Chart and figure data
◆ ◆ ◆ ◆ ◆ ◆ ◆

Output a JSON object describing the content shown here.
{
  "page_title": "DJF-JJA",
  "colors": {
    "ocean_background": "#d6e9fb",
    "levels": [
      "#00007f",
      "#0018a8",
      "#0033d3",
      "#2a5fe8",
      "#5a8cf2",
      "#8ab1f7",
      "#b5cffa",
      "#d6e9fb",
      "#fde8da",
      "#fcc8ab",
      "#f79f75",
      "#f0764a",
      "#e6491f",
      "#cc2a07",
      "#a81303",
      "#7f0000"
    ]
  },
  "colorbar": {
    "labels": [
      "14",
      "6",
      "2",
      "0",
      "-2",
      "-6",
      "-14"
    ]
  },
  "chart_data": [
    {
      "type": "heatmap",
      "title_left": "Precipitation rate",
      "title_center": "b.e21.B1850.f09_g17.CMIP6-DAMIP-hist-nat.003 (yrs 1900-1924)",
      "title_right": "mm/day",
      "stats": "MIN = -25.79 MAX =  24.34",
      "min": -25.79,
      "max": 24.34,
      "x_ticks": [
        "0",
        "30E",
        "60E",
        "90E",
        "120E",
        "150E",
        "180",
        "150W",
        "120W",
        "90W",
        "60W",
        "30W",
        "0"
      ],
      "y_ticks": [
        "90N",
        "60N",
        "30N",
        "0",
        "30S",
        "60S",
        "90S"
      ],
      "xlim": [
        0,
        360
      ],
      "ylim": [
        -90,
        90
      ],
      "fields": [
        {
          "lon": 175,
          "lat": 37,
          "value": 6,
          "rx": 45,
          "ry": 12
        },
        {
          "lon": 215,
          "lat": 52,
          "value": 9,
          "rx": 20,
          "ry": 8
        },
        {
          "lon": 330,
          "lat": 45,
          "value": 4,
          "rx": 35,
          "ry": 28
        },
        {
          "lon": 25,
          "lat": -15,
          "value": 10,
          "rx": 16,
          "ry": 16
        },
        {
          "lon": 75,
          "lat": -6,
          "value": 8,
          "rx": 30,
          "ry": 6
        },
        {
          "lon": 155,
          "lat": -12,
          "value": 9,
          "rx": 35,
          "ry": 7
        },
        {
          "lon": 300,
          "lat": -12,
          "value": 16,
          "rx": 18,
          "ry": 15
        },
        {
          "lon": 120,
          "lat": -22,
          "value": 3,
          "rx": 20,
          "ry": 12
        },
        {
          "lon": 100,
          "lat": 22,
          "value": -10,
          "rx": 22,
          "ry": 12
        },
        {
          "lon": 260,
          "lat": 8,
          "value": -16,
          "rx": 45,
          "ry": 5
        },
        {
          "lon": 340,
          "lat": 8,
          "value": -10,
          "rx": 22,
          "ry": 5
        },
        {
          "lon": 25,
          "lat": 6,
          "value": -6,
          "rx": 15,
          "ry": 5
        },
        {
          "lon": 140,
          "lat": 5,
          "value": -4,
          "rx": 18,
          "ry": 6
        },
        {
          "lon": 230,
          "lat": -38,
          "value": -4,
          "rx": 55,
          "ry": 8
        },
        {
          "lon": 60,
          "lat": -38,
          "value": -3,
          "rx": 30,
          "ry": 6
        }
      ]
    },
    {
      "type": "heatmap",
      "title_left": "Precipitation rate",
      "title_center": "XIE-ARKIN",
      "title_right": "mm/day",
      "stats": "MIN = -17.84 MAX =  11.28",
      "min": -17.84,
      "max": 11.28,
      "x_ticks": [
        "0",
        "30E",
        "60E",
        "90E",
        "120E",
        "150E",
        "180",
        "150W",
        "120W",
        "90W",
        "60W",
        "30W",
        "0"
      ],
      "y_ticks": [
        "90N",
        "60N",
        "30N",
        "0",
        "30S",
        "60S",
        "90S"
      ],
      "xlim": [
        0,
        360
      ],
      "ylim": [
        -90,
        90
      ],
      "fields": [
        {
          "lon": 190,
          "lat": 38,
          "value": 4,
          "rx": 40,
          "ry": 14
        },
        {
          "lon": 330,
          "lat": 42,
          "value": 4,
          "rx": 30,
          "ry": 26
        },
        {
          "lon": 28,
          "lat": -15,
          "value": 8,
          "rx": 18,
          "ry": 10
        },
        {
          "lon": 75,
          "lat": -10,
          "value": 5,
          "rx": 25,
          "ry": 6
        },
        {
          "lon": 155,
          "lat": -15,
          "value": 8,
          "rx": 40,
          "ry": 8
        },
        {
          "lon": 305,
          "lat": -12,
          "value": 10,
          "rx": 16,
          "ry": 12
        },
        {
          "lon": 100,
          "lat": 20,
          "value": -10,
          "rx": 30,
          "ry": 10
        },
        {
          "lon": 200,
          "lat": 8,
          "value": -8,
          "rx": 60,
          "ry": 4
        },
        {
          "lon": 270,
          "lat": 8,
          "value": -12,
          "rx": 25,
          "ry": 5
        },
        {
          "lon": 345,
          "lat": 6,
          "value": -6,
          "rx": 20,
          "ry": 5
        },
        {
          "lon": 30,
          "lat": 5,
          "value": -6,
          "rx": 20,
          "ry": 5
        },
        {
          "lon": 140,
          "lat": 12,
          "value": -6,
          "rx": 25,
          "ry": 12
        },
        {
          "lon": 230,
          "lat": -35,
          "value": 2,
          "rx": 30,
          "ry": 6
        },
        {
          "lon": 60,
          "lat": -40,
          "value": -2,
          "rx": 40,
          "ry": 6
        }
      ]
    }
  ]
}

◆ ◆ ◆ ◆ ◆ ◆ ◆

• _Your goal_
Reproduce the records above exactly.

• _Problem solution_
Output a JSON object describing the content shown here.
{
  "page_title": "DJF-JJA",
  "colors": {
    "ocean_background": "#d6e9fb",
    "levels": [
      "#00007f",
      "#0018a8",
      "#0033d3",
      "#2a5fe8",
      "#5a8cf2",
      "#8ab1f7",
      "#b5cffa",
      "#d6e9fb",
      "#fde8da",
      "#fcc8ab",
      "#f79f75",
      "#f0764a",
      "#e6491f",
      "#cc2a07",
      "#a81303",
      "#7f0000"
    ]
  },
  "colorbar": {
    "labels": [
      "14",
      "6",
      "2",
      "0",
      "-2",
      "-6",
      "-14"
    ]
  },
  "chart_data": [
    {
      "type": "heatmap",
      "title_left": "Precipitation rate",
      "title_center": "b.e21.B1850.f09_g17.CMIP6-DAMIP-hist-nat.003 (yrs 1900-1924)",
      "title_right": "mm/day",
      "stats": "MIN = -25.79 MAX =  24.34",
      "min": -25.79,
      "max": 24.34,
      "x_ticks": [
        "0",
        "30E",
        "60E",
        "90E",
        "120E",
        "150E",
        "180",
        "150W",
        "120W",
        "90W",
        "60W",
        "30W",
        "0"
      ],
      "y_ticks": [
        "90N",
        "60N",
        "30N",
        "0",
        "30S",
        "60S",
        "90S"
      ],
      "xlim": [
        0,
        360
      ],
      "ylim": [
        -90,
        90
      ],
      "fields": [
        {
          "lon": 175,
          "lat": 37,
          "value": 6,
          "rx": 45,
          "ry": 12
        },
        {
          "lon": 215,
          "lat": 52,
          "value": 9,
          "rx": 20,
          "ry": 8
        },
        {
          "lon": 330,
          "lat": 45,
          "value": 4,
          "rx": 35,
          "ry": 28
        },
        {
          "lon": 25,
          "lat": -15,
          "value": 10,
          "rx": 16,
          "ry": 16
        },
        {
          "lon": 75,
          "lat": -6,
          "value": 8,
          "rx": 30,
          "ry": 6
        },
        {
          "lon": 155,
          "lat": -12,
          "value": 9,
          "rx": 35,
          "ry": 7
        },
        {
          "lon": 300,
          "lat": -12,
          "value": 16,
          "rx": 18,
          "ry": 15
        },
        {
          "lon": 120,
          "lat": -22,
          "value": 3,
          "rx": 20,
          "ry": 12
        },
        {
          "lon": 100,
          "lat": 22,
          "value": -10,
          "rx": 22,
          "ry": 12
        },
        {
          "lon": 260,
          "lat": 8,
          "value": -16,
          "rx": 45,
          "ry": 5
        },
        {
          "lon": 340,
          "lat": 8,
          "value": -10,
          "rx": 22,
          "ry": 5
        },
        {
          "lon": 25,
          "lat": 6,
          "value": -6,
          "rx": 15,
          "ry": 5
        },
        {
          "lon": 140,
          "lat": 5,
          "value": -4,
          "rx": 18,
          "ry": 6
        },
        {
          "lon": 230,
          "lat": -38,
          "value": -4,
          "rx": 55,
          "ry": 8
        },
        {
          "lon": 60,
          "lat": -38,
          "value": -3,
          "rx": 30,
          "ry": 6
        }
      ]
    },
    {
      "type": "heatmap",
      "title_left": "Precipitation rate",
      "title_center": "XIE-ARKIN",
      "title_right": "mm/day",
      "stats": "MIN = -17.84 MAX =  11.28",
      "min": -17.84,
      "max": 11.28,
      "x_ticks": [
        "0",
        "30E",
        "60E",
        "90E",
        "120E",
        "150E",
        "180",
        "150W",
        "120W",
        "90W",
        "60W",
        "30W",
        "0"
      ],
      "y_ticks": [
        "90N",
        "60N",
        "30N",
        "0",
        "30S",
        "60S",
        "90S"
      ],
      "xlim": [
        0,
        360
      ],
      "ylim": [
        -90,
        90
      ],
      "fields": [
        {
          "lon": 190,
          "lat": 38,
          "value": 4,
          "rx": 40,
          "ry": 14
        },
        {
          "lon": 330,
          "lat": 42,
          "value": 4,
          "rx": 30,
          "ry": 26
        },
        {
          "lon": 28,
          "lat": -15,
          "value": 8,
          "rx": 18,
          "ry": 10
        },
        {
          "lon": 75,
          "lat": -10,
          "value": 5,
          "rx": 25,
          "ry": 6
        },
        {
          "lon": 155,
          "lat": -15,
          "value": 8,
          "rx": 40,
          "ry": 8
        },
        {
          "lon": 305,
          "lat": -12,
          "value": 10,
          "rx": 16,
          "ry": 12
        },
        {
          "lon": 100,
          "lat": 20,
          "value": -10,
          "rx": 30,
          "ry": 10
        },
        {
          "lon": 200,
          "lat": 8,
          "value": -8,
          "rx": 60,
          "ry": 4
        },
        {
          "lon": 270,
          "lat": 8,
          "value": -12,
          "rx": 25,
          "ry": 5
        },
        {
          "lon": 345,
          "lat": 6,
          "value": -6,
          "rx": 20,
          "ry": 5
        },
        {
          "lon": 30,
          "lat": 5,
          "value": -6,
          "rx": 20,
          "ry": 5
        },
        {
          "lon": 140,
          "lat": 12,
          "value": -6,
          "rx": 25,
          "ry": 12
        },
        {
          "lon": 230,
          "lat": -35,
          "value": 2,
          "rx": 30,
          "ry": 6
        },
        {
          "lon": 60,
          "lat": -40,
          "value": -2,
          "rx": 40,
          "ry": 6
        }
      ]
    }
  ]
}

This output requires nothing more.